## JOB
All the entries need to be quoted exactly, apart from the pictures, which you should drop.

## EXERCISE INPUTS
☆ ☆ ☆ ☆ ☆
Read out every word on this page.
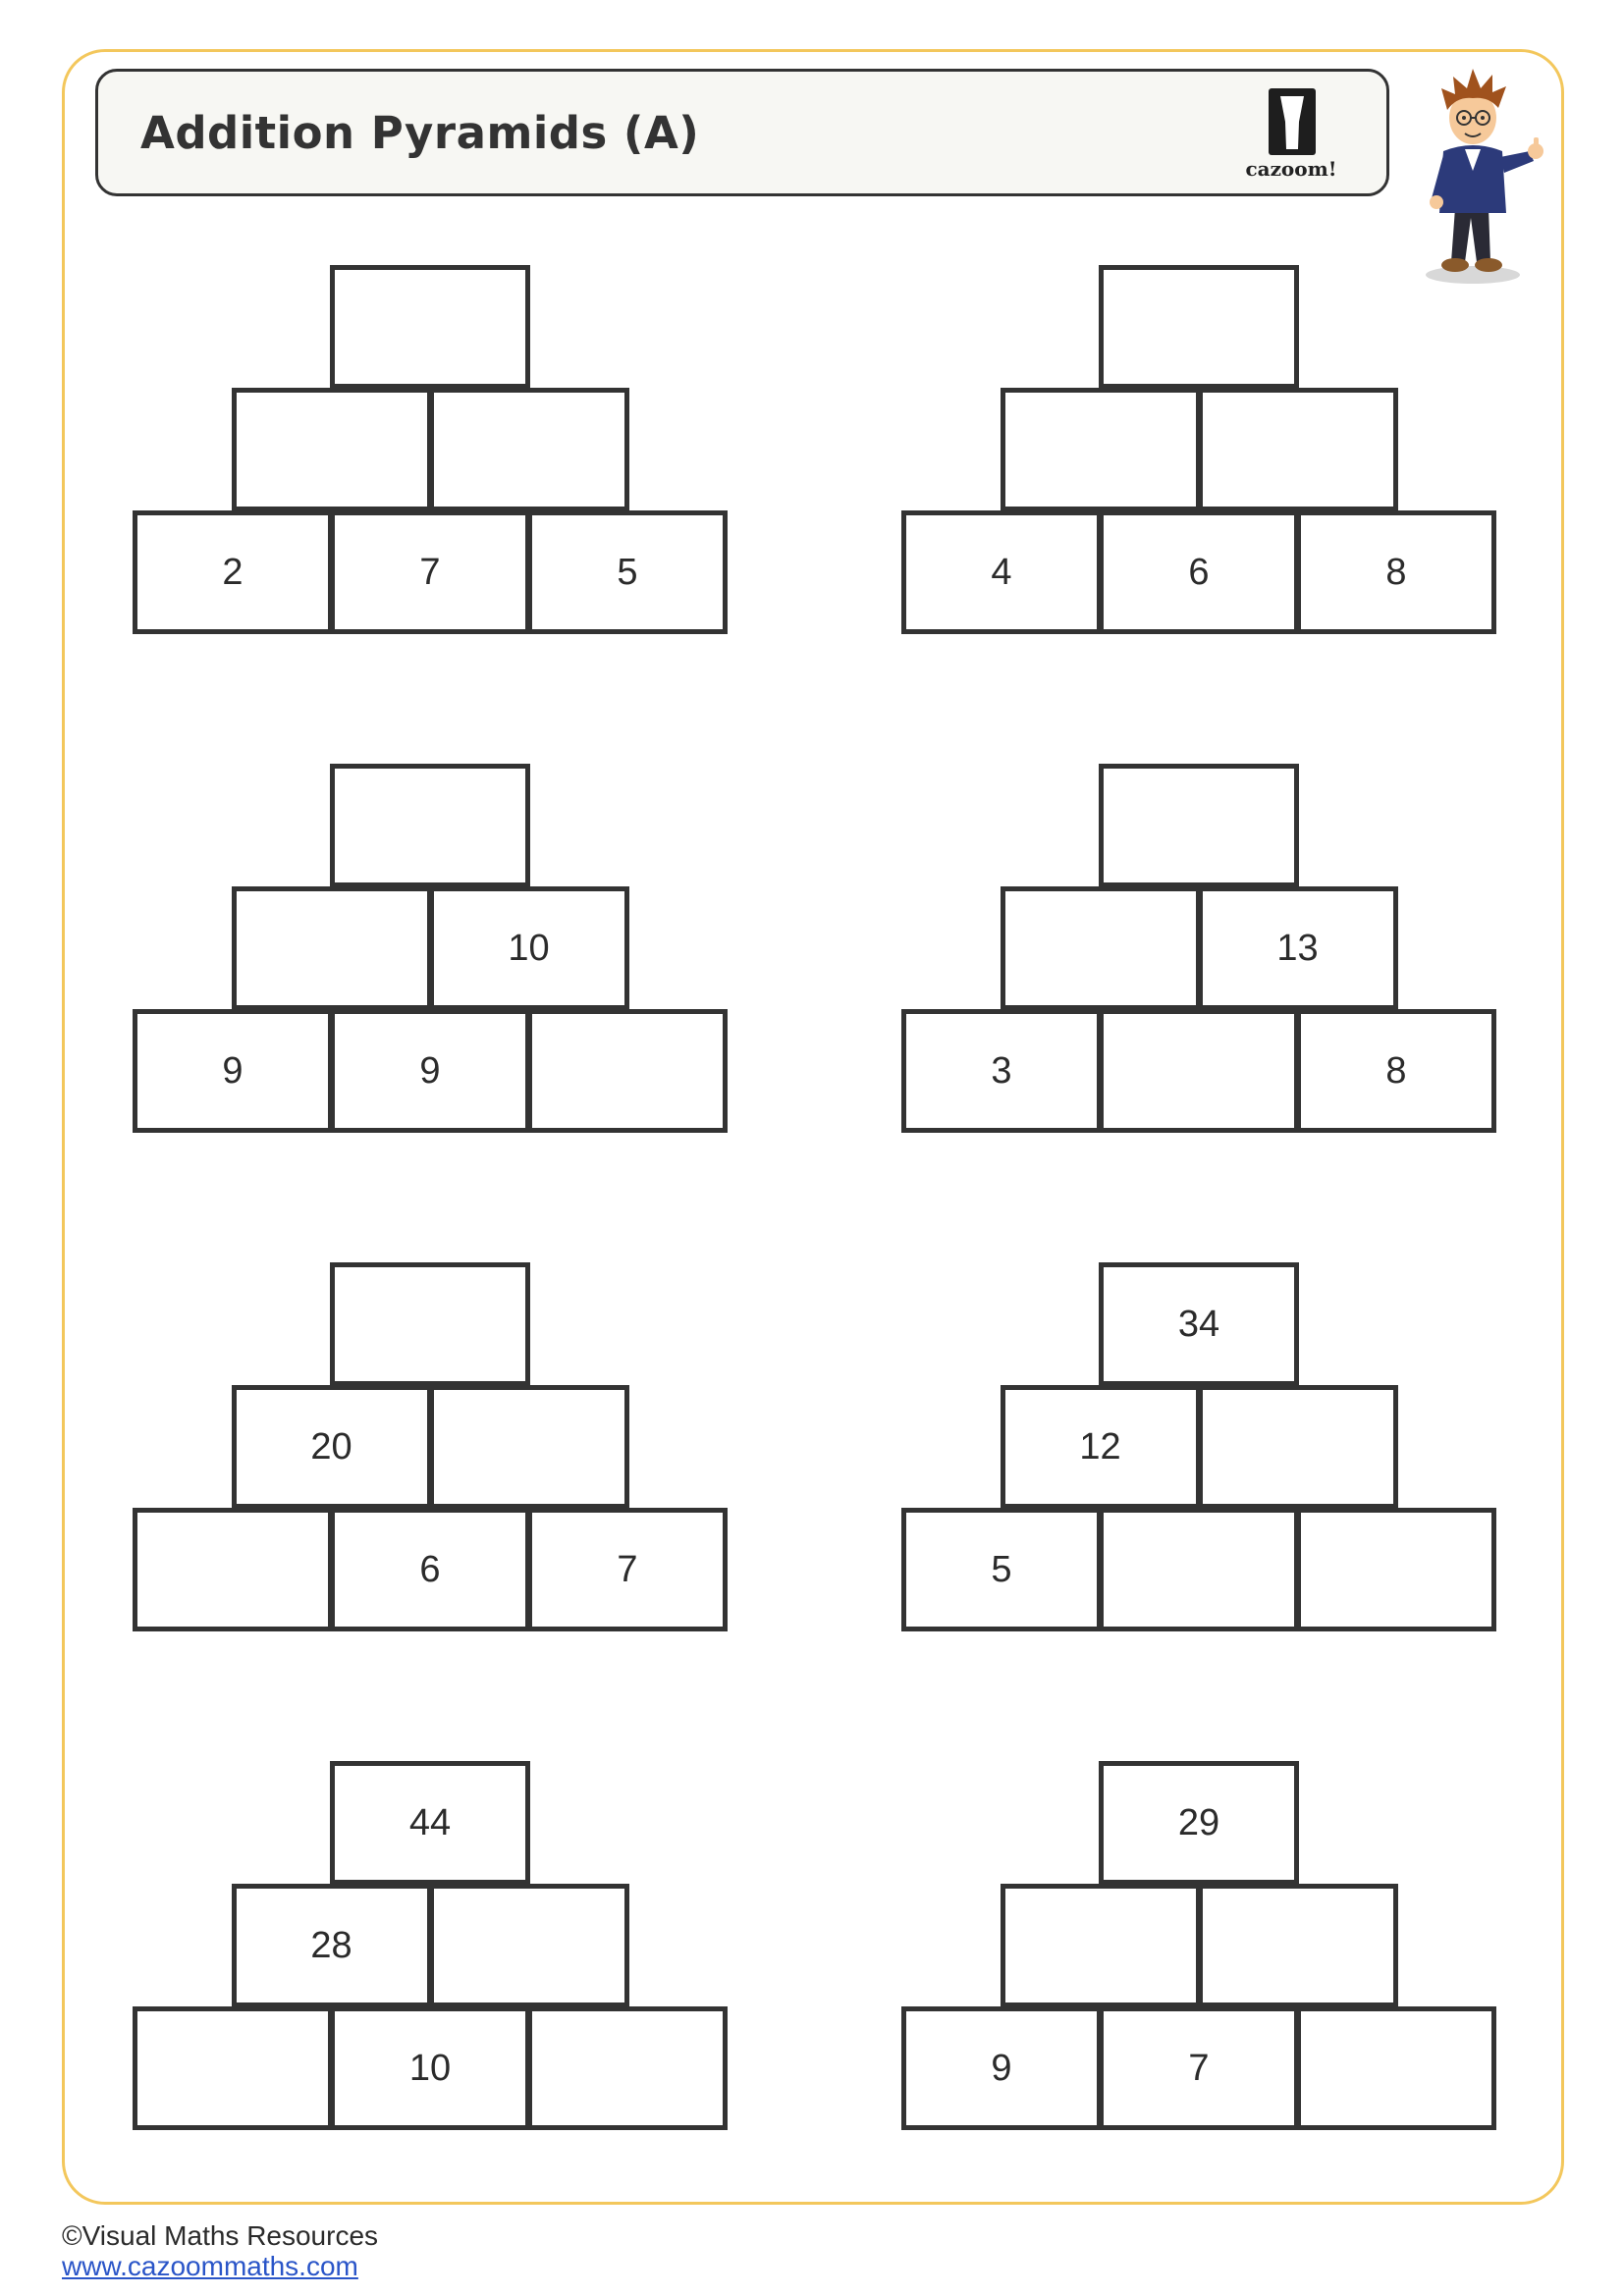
Addition Pyramids (A)
cazoom!
2	7	5	4	6	8
10
9	9
13
3	8
20
6	7
34
12
5
44
28
10
29
9	7
©Visual Maths Resources
www.cazoommaths.com
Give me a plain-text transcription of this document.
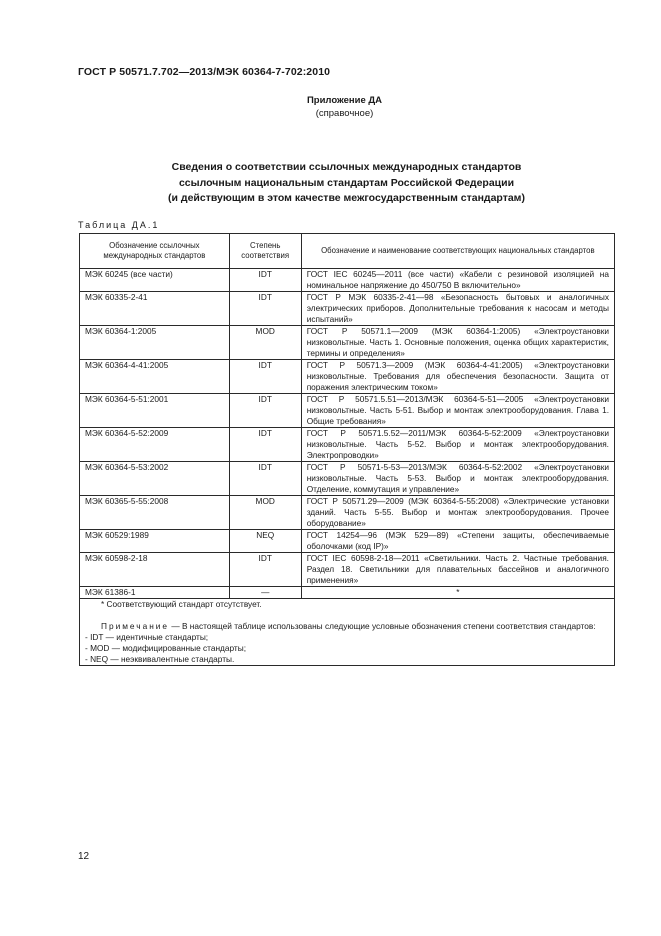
ГОСТ Р 50571.7.702—2013/МЭК 60364-7-702:2010
Приложение ДА
(справочное)
Сведения о соответствии ссылочных международных стандартов
ссылочным национальным стандартам Российской Федерации
(и действующим в этом качестве межгосударственным стандартам)
Таблица ДА.1
Обозначение ссылочных международных стандартов	Степень соответствия	Обозначение и наименование соответствующих национальных стандартов
МЭК 60245 (все части)	IDT	ГОСТ IEC 60245—2011 (все части) «Кабели с резиновой изоляцией на номинальное напряжение до 450/750 В включительно»
МЭК 60335-2-41	IDT	ГОСТ Р МЭК 60335-2-41—98 «Безопасность бытовых и аналогичных электрических приборов. Дополнительные требования к насосам и методы испытаний»
МЭК 60364-1:2005	MOD	ГОСТ Р 50571.1—2009 (МЭК 60364-1:2005) «Электроустановки низковольтные. Часть 1. Основные положения, оценка общих характеристик, термины и определения»
МЭК 60364-4-41:2005	IDT	ГОСТ Р 50571.3—2009 (МЭК 60364-4-41:2005) «Электроустановки низковольтные. Требования для обеспечения безопасности. Защита от поражения электрическим током»
МЭК 60364-5-51:2001	IDT	ГОСТ Р 50571.5.51—2013/МЭК 60364-5-51—2005 «Электроустановки низковольтные. Часть 5-51. Выбор и монтаж электрооборудования. Глава 1. Общие требования»
МЭК 60364-5-52:2009	IDT	ГОСТ Р 50571.5.52—2011/МЭК 60364-5-52:2009 «Электроустановки низковольтные. Часть 5-52. Выбор и монтаж электрооборудования. Электропроводки»
МЭК 60364-5-53:2002	IDT	ГОСТ Р 50571-5-53—2013/МЭК 60364-5-52:2002 «Электроустановки низковольтные. Часть 5-53. Выбор и монтаж электрооборудования. Отделение, коммутация и управление»
МЭК 60365-5-55:2008	MOD	ГОСТ Р 50571.29—2009 (МЭК 60364-5-55:2008) «Электрические установки зданий. Часть 5-55. Выбор и монтаж электрооборудования. Прочее оборудование»
МЭК 60529:1989	NEQ	ГОСТ 14254—96 (МЭК 529—89) «Степени защиты, обеспечиваемые оболочками (код IP)»
МЭК 60598-2-18	IDT	ГОСТ IEC 60598-2-18—2011 «Светильники. Часть 2. Частные требования. Раздел 18. Светильники для плавательных бассейнов и аналогичного применения»
МЭК 61386-1	—	*

* Соответствующий стандарт отсутствует.
Примечание — В настоящей таблице использованы следующие условные обозначения степени соответствия стандартов:
- IDT — идентичные стандарты;
- MOD — модифицированные стандарты;
- NEQ — неэквивалентные стандарты.		
12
☆ ☆ ☆ ☆ ☆
## TASK RESULT
Read out every word on this page.
Addition Pyramids (A)
cazoom!
2	7	5	4	6	8
10
9	9
13
3	8
20
6	7
34
12
5
44
28
10
29
9	7
©Visual Maths Resources
www.cazoommaths.com
Give me a plain-text transcription of this document.
ГОСТ Р 50571.7.702—2013/МЭК 60364-7-702:2010
Приложение ДА
(справочное)
Сведения о соответствии ссылочных международных стандартов
ссылочным национальным стандартам Российской Федерации
(и действующим в этом качестве межгосударственным стандартам)
Таблица ДА.1
Обозначение ссылочных международных стандартов	Степень соответствия	Обозначение и наименование соответствующих национальных стандартов
МЭК 60245 (все части)	IDT	ГОСТ IEC 60245—2011 (все части) «Кабели с резиновой изоляцией на номинальное напряжение до 450/750 В включительно»
МЭК 60335-2-41	IDT	ГОСТ Р МЭК 60335-2-41—98 «Безопасность бытовых и аналогичных электрических приборов. Дополнительные требования к насосам и методы испытаний»
МЭК 60364-1:2005	MOD	ГОСТ Р 50571.1—2009 (МЭК 60364-1:2005) «Электроустановки низковольтные. Часть 1. Основные положения, оценка общих характеристик, термины и определения»
МЭК 60364-4-41:2005	IDT	ГОСТ Р 50571.3—2009 (МЭК 60364-4-41:2005) «Электроустановки низковольтные. Требования для обеспечения безопасности. Защита от поражения электрическим током»
МЭК 60364-5-51:2001	IDT	ГОСТ Р 50571.5.51—2013/МЭК 60364-5-51—2005 «Электроустановки низковольтные. Часть 5-51. Выбор и монтаж электрооборудования. Глава 1. Общие требования»
МЭК 60364-5-52:2009	IDT	ГОСТ Р 50571.5.52—2011/МЭК 60364-5-52:2009 «Электроустановки низковольтные. Часть 5-52. Выбор и монтаж электрооборудования. Электропроводки»
МЭК 60364-5-53:2002	IDT	ГОСТ Р 50571-5-53—2013/МЭК 60364-5-52:2002 «Электроустановки низковольтные. Часть 5-53. Выбор и монтаж электрооборудования. Отделение, коммутация и управление»
МЭК 60365-5-55:2008	MOD	ГОСТ Р 50571.29—2009 (МЭК 60364-5-55:2008) «Электрические установки зданий. Часть 5-55. Выбор и монтаж электрооборудования. Прочее оборудование»
МЭК 60529:1989	NEQ	ГОСТ 14254—96 (МЭК 529—89) «Степени защиты, обеспечиваемые оболочками (код IP)»
МЭК 60598-2-18	IDT	ГОСТ IEC 60598-2-18—2011 «Светильники. Часть 2. Частные требования. Раздел 18. Светильники для плавательных бассейнов и аналогичного применения»
МЭК 61386-1	—	*

* Соответствующий стандарт отсутствует.
Примечание — В настоящей таблице использованы следующие условные обозначения степени соответствия стандартов:
- IDT — идентичные стандарты;
- MOD — модифицированные стандарты;
- NEQ — неэквивалентные стандарты.		
12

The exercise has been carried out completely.